Two suggestions have been made in various quarters to explain this action of His Majesty's Government. It has been suggested that this action is indirectly related to the Persian oil crisis. If that is so, I should have thought that, if it seemed essential to the Government that these tankers should not pass to Poland in case they should be used for conveying Persian oil, the matter could have been handled somewhat differently, and perhaps somewhat less clumsily, and that perhaps an assurance could have been sought from the Polish Government that they would not use them for that purpose. If that is the explanation, again one is driven back to the Trade Agreement of 1949, which says specifically in Article 5 (b) (i) that "the Government of the United Kingdom shall place no obstacle in the way of the supply to Poland" of substantial quantities of Middle Eastern oil.

However, it is also suggested that there is quite a different reason for this action. It may be that one or other of these explanations is the correct one; it may be that there is a bit of both in it. It is also suggested that this action has been taken under the general pressure that is going on all the time from Washington in the direction of a complete blockade of Eastern Europe and a complete suspension of all Eastern-Western trade. My right hon. Friend the Member for Huyton (Mr. H. Wilson), speaking in this House last Thursday—I think it was—from his recent experience as President of the Board of Trade stated most emphatically that there is constant pressure from the Americans in the direction of a total blockade between East and West.

Mr. Pannell (Leeds, West)

Would my hon. Friend permit me? He mentioned our right hon. Friend the Member for Huyton (Mr. H. Wilson). Our right hon. Friend, of course, when he was President of the Board of Trade, with the Parliamentary Secretary to the Ministry of Supply, led the case here on the breaking of this very Agreement by the banning of the export of machine tools to Poland and Russia. It does seem to me that my hon. Friend is in a weak position, because the lathes that had to be stopped from export, which were of universal use, could be used for war purposes, and surely tankers must be able to be so used. I feel that my hon. Friend's reference to my right hon. Friend's statement is a trifle unfortunate for his case.

Mr. Driberg

I do not think it is unfortunate at all. I referred specifically to my right hon. Friend's testimony as to the general pressure that is going on all the time from Washington. It has been necessary, and it has been thought desirable by the Government, at certain points to give way to that pressure; and at other points, indeed, to take the initiative and so say, "We will not supply actual war materials"—for instance, to the Chinese who are fighting our troops in Korea. But where are we going to draw the line? Oil, after all, is not only a war-time essential. It is also an essential raw material for a vast amount of peace-time industry. Where are we going to draw the line?

——————————

(Written request A):
From the parliamentary debate, copy word for word the part that opens with the words containing "Mr. Pannell (Leeds, West)" and closes with "for his case.".
(Written request B):
Render part of the records as a JSON list of strings, one string per line, with blank lines left out. Start at the first line of the records and go up to and including the line containing "day-number: 19 <box>669 303 767 319</box>".

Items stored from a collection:

——————————

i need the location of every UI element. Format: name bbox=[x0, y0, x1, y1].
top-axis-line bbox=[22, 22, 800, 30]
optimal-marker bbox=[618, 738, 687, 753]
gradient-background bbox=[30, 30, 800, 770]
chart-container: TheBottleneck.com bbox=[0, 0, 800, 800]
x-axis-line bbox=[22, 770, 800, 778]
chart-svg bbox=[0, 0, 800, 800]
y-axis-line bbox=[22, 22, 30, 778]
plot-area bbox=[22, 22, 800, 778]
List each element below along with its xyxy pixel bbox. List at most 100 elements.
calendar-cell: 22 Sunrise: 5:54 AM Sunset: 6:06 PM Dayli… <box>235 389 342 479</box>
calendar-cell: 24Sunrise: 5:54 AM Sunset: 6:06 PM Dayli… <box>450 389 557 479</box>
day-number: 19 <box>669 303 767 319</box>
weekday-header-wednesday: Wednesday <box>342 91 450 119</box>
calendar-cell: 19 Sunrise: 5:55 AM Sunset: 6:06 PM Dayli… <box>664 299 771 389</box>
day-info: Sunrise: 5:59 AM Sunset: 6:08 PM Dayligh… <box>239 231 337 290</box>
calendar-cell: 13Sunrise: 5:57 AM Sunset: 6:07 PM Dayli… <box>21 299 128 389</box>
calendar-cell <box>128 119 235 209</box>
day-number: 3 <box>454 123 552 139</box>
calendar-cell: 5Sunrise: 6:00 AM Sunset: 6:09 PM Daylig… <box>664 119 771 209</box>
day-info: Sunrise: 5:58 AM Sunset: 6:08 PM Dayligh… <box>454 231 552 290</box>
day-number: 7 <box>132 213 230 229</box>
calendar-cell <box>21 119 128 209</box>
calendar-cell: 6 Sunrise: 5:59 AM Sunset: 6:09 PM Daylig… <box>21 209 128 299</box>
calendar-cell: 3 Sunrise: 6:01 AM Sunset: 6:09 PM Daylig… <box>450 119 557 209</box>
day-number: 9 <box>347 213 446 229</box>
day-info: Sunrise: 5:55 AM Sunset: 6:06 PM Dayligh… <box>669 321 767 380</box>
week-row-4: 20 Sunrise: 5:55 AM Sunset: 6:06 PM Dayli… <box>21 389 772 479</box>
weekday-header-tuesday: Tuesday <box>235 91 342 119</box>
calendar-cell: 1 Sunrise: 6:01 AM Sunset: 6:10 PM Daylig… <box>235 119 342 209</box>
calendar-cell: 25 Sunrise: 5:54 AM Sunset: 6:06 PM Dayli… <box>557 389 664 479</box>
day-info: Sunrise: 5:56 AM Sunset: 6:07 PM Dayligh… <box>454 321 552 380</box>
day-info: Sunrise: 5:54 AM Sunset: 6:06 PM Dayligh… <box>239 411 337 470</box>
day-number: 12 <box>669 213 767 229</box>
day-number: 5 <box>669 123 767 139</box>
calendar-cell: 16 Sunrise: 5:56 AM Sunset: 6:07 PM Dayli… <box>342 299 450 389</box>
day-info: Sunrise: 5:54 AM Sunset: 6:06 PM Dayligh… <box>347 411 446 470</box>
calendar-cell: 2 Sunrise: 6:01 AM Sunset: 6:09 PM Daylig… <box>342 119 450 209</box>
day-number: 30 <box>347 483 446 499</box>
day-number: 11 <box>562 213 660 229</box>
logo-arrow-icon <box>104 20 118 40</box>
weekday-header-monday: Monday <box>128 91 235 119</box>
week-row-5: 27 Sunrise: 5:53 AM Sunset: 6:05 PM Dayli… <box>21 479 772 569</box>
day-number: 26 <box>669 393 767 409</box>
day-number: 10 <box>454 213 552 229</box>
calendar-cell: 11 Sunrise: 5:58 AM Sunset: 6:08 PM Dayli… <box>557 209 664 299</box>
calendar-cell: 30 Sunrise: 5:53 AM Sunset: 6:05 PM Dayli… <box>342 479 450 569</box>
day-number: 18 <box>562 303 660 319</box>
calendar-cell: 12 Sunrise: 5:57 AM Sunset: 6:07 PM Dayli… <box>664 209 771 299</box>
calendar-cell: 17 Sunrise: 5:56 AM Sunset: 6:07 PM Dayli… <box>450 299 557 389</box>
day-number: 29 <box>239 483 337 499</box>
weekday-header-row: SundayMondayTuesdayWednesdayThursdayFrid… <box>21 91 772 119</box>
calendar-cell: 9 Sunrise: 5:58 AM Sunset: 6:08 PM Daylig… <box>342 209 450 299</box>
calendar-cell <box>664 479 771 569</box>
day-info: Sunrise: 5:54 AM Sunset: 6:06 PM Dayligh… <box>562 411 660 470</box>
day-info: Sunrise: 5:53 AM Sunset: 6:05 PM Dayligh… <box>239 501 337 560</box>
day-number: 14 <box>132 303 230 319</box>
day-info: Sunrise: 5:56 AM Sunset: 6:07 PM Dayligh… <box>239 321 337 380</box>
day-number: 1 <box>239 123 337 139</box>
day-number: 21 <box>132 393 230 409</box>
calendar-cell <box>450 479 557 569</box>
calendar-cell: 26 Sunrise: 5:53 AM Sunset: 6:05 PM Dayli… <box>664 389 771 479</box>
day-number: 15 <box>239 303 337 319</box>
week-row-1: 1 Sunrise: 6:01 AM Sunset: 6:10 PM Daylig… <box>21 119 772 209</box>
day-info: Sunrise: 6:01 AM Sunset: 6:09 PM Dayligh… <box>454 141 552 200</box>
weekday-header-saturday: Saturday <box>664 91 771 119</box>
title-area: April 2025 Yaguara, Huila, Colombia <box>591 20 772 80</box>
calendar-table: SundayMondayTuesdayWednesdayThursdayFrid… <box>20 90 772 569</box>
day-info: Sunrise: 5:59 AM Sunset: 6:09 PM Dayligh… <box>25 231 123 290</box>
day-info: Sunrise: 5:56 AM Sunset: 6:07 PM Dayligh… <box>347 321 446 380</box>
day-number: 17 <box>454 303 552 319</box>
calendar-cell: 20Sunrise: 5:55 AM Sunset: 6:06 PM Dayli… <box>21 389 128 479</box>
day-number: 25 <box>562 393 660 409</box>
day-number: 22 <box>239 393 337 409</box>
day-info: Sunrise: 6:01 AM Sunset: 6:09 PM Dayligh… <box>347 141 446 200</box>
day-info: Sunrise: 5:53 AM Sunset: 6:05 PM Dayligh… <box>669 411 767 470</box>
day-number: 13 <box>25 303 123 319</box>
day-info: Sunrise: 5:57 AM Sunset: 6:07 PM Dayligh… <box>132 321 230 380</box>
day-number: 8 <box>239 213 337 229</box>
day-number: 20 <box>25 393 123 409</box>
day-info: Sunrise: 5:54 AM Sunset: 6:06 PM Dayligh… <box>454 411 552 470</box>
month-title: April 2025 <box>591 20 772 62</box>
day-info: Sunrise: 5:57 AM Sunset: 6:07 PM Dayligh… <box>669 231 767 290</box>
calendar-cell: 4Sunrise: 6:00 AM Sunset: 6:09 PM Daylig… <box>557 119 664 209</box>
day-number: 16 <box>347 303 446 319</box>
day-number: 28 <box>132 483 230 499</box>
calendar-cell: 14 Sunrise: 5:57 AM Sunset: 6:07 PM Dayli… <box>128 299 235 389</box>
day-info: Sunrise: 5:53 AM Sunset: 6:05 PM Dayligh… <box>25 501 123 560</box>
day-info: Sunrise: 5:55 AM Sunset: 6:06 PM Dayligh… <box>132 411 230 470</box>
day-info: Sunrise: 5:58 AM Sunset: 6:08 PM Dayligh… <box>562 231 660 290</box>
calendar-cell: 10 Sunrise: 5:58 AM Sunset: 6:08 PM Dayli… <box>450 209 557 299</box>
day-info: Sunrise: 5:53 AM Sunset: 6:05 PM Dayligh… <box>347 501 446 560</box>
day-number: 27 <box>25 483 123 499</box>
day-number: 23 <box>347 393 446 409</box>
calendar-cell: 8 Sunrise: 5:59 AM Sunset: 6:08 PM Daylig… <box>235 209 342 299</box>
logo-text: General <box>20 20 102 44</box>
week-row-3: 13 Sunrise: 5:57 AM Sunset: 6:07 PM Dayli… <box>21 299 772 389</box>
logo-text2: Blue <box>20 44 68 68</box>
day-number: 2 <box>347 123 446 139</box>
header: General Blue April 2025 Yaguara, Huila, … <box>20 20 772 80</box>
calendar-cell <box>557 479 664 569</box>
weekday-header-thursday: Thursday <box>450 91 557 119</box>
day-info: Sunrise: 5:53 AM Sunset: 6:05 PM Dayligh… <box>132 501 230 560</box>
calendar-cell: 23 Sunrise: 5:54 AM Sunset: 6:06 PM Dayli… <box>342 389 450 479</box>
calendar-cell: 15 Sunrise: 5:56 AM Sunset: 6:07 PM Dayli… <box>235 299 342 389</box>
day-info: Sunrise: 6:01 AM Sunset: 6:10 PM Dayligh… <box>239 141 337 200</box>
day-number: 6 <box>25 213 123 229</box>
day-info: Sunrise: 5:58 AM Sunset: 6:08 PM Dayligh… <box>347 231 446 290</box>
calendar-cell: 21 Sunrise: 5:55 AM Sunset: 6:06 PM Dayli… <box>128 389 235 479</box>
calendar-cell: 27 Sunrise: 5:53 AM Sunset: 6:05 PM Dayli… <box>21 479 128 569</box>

——————————

(Written reply A):
Mr. Pannell (Leeds, West)

Would my hon. Friend permit me? He mentioned our right hon. Friend the Member for Huyton (Mr. H. Wilson). Our right hon. Friend, of course, when he was President of the Board of Trade, with the Parliamentary Secretary to the Ministry of Supply, led the case here on the breaking of this very Agreement by the banning of the export of machine tools to Poland and Russia. It does seem to me that my hon. Friend is in a weak position, because the lathes that had to be stopped from export, which were of universal use, could be used for war purposes, and surely tankers must be able to be so used. I feel that my hon. Friend's reference to my right hon. Friend's statement is a trifle unfortunate for his case.

(Written reply B):
[
  "i need the location of every UI element. Format: name bbox=[x0, y0, x1, y1].",
  "top-axis-line bbox=[22, 22, 800, 30]",
  "optimal-marker bbox=[618, 738, 687, 753]",
  "gradient-background bbox=[30, 30, 800, 770]",
  "chart-container: TheBottleneck.com bbox=[0, 0, 800, 800]",
  "x-axis-line bbox=[22, 770, 800, 778]",
  "chart-svg bbox=[0, 0, 800, 800]",
  "y-axis-line bbox=[22, 22, 30, 778]",
  "plot-area bbox=[22, 22, 800, 778]",
  "List each element below along with its xyxy pixel bbox. List at most 100 elements.",
  "calendar-cell: 22 Sunrise: 5:54 AM Sunset: 6:06 PM Dayli… <box>235 389 342 479</box>",
  "calendar-cell: 24Sunrise: 5:54 AM Sunset: 6:06 PM Dayli… <box>450 389 557 479</box>",
  "day-number: 19 <box>669 303 767 319</box>"
]